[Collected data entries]
## BEGIN

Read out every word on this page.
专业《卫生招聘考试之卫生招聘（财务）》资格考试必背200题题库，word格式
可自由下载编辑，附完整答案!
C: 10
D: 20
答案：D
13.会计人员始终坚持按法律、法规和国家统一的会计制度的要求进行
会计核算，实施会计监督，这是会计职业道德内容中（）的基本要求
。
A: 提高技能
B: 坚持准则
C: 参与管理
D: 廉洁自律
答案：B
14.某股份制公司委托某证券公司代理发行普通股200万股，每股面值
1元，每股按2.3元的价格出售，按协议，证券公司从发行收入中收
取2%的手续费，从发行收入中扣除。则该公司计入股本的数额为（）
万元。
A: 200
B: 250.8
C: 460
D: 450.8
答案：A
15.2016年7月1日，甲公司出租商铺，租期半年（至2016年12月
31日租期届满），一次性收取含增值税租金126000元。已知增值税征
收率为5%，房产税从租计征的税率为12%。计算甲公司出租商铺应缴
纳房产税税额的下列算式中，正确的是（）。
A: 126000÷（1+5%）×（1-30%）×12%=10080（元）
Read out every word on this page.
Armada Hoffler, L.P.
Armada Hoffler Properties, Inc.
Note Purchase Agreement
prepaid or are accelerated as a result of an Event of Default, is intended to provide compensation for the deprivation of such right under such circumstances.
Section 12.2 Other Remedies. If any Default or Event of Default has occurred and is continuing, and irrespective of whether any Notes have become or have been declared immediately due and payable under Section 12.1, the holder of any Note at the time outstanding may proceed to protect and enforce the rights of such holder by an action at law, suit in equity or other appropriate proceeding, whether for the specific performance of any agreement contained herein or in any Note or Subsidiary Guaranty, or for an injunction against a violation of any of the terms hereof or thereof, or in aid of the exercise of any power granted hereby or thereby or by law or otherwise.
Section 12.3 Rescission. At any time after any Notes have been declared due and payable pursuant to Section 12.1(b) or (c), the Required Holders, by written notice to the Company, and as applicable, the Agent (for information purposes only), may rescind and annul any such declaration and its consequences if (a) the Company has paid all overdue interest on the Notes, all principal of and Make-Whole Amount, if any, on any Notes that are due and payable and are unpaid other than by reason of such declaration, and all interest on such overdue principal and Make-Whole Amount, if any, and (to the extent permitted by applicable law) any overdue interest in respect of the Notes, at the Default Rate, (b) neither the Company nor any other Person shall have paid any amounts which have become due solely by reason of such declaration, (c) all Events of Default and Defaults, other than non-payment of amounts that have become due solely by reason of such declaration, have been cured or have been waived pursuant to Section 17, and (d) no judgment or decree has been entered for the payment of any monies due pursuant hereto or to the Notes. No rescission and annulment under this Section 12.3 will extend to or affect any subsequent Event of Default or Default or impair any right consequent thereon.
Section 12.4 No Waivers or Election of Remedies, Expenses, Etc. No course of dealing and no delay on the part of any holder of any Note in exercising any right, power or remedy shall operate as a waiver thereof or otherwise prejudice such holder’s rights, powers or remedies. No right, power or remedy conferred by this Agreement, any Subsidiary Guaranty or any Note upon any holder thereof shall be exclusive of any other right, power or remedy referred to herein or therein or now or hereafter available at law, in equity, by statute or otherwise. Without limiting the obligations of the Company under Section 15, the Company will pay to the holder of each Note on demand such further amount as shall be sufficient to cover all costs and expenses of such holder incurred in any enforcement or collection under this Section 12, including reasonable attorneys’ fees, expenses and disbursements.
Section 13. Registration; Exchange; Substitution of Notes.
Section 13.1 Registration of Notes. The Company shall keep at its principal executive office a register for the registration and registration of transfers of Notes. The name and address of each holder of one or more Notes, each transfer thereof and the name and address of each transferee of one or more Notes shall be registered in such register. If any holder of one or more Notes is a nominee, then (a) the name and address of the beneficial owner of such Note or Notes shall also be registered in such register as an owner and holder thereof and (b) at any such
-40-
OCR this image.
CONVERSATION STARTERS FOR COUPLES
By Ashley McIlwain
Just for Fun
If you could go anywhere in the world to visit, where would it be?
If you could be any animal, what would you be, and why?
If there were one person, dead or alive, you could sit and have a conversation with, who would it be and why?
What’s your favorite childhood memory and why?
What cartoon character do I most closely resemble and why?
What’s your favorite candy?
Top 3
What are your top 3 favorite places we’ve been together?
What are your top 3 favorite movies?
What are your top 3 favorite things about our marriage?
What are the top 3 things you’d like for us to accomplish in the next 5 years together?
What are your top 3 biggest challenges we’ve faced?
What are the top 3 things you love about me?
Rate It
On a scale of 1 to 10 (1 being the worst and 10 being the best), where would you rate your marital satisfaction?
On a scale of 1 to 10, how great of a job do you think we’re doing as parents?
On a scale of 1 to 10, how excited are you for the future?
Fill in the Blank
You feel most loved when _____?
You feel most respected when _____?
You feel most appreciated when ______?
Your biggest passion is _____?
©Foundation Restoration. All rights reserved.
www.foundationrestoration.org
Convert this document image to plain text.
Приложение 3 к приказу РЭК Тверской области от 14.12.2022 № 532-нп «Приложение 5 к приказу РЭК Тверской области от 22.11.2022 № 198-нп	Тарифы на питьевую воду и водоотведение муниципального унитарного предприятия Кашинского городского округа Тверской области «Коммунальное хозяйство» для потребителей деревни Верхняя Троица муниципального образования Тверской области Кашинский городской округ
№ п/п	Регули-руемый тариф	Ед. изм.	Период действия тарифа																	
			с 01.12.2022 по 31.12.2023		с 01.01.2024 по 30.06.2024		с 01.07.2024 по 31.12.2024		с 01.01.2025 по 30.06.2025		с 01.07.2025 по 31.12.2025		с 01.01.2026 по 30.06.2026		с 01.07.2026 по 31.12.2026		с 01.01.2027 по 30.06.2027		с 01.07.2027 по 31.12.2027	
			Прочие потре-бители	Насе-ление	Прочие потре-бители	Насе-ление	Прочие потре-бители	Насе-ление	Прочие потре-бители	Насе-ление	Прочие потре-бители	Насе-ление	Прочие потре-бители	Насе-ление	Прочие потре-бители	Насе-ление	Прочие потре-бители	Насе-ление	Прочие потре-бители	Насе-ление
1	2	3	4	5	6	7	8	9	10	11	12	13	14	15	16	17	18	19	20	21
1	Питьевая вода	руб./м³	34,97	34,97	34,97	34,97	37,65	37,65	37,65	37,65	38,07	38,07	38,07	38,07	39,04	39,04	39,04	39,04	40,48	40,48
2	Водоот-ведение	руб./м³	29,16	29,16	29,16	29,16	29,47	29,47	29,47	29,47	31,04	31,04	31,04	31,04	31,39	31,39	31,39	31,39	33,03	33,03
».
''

## END

▸ Task to complete:
Look through the records and gather every line containing "where".

▸ Answer to the problem:
If you could go anywhere in the world to visit, where would it be?
On a scale of 1 to 10 (1 being the worst and 10 being the best), where would you rate your marital satisfaction?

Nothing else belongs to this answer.